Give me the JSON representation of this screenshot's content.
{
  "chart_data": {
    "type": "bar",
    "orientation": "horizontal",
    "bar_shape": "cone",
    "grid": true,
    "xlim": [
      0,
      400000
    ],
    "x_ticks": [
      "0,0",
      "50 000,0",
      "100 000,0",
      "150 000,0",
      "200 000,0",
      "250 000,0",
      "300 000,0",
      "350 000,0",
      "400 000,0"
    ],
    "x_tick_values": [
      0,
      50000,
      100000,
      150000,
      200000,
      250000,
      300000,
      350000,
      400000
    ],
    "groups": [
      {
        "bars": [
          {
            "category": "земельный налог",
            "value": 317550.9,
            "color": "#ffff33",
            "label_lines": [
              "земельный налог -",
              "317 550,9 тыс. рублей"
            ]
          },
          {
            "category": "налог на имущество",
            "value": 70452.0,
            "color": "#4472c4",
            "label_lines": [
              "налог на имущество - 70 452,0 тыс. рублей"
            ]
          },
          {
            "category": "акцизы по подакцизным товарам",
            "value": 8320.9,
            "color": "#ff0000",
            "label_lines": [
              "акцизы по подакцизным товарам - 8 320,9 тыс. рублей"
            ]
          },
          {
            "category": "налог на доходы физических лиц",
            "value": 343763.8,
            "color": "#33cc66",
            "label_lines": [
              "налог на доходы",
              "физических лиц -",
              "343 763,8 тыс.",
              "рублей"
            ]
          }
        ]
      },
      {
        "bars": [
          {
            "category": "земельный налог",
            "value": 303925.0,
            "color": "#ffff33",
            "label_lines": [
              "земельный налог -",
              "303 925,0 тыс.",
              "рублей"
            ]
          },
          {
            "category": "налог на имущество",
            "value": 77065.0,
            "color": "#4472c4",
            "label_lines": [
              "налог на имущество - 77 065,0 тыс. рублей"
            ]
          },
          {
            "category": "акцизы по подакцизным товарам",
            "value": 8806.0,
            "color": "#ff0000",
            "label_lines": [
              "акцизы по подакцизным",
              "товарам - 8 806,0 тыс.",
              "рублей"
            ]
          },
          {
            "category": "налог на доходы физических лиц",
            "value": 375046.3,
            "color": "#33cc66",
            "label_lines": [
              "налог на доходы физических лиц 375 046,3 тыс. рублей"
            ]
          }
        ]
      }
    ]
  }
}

**Exercise:**
Copy all the records above precisely.

**Response to the task:**
Give me the JSON representation of this screenshot's content.
{
  "chart_data": {
    "type": "bar",
    "orientation": "horizontal",
    "bar_shape": "cone",
    "grid": true,
    "xlim": [
      0,
      400000
    ],
    "x_ticks": [
      "0,0",
      "50 000,0",
      "100 000,0",
      "150 000,0",
      "200 000,0",
      "250 000,0",
      "300 000,0",
      "350 000,0",
      "400 000,0"
    ],
    "x_tick_values": [
      0,
      50000,
      100000,
      150000,
      200000,
      250000,
      300000,
      350000,
      400000
    ],
    "groups": [
      {
        "bars": [
          {
            "category": "земельный налог",
            "value": 317550.9,
            "color": "#ffff33",
            "label_lines": [
              "земельный налог -",
              "317 550,9 тыс. рублей"
            ]
          },
          {
            "category": "налог на имущество",
            "value": 70452.0,
            "color": "#4472c4",
            "label_lines": [
              "налог на имущество - 70 452,0 тыс. рублей"
            ]
          },
          {
            "category": "акцизы по подакцизным товарам",
            "value": 8320.9,
            "color": "#ff0000",
            "label_lines": [
              "акцизы по подакцизным товарам - 8 320,9 тыс. рублей"
            ]
          },
          {
            "category": "налог на доходы физических лиц",
            "value": 343763.8,
            "color": "#33cc66",
            "label_lines": [
              "налог на доходы",
              "физических лиц -",
              "343 763,8 тыс.",
              "рублей"
            ]
          }
        ]
      },
      {
        "bars": [
          {
            "category": "земельный налог",
            "value": 303925.0,
            "color": "#ffff33",
            "label_lines": [
              "земельный налог -",
              "303 925,0 тыс.",
              "рублей"
            ]
          },
          {
            "category": "налог на имущество",
            "value": 77065.0,
            "color": "#4472c4",
            "label_lines": [
              "налог на имущество - 77 065,0 тыс. рублей"
            ]
          },
          {
            "category": "акцизы по подакцизным товарам",
            "value": 8806.0,
            "color": "#ff0000",
            "label_lines": [
              "акцизы по подакцизным",
              "товарам - 8 806,0 тыс.",
              "рублей"
            ]
          },
          {
            "category": "налог на доходы физических лиц",
            "value": 375046.3,
            "color": "#33cc66",
            "label_lines": [
              "налог на доходы физических лиц 375 046,3 тыс. рублей"
            ]
          }
        ]
      }
    ]
  }
}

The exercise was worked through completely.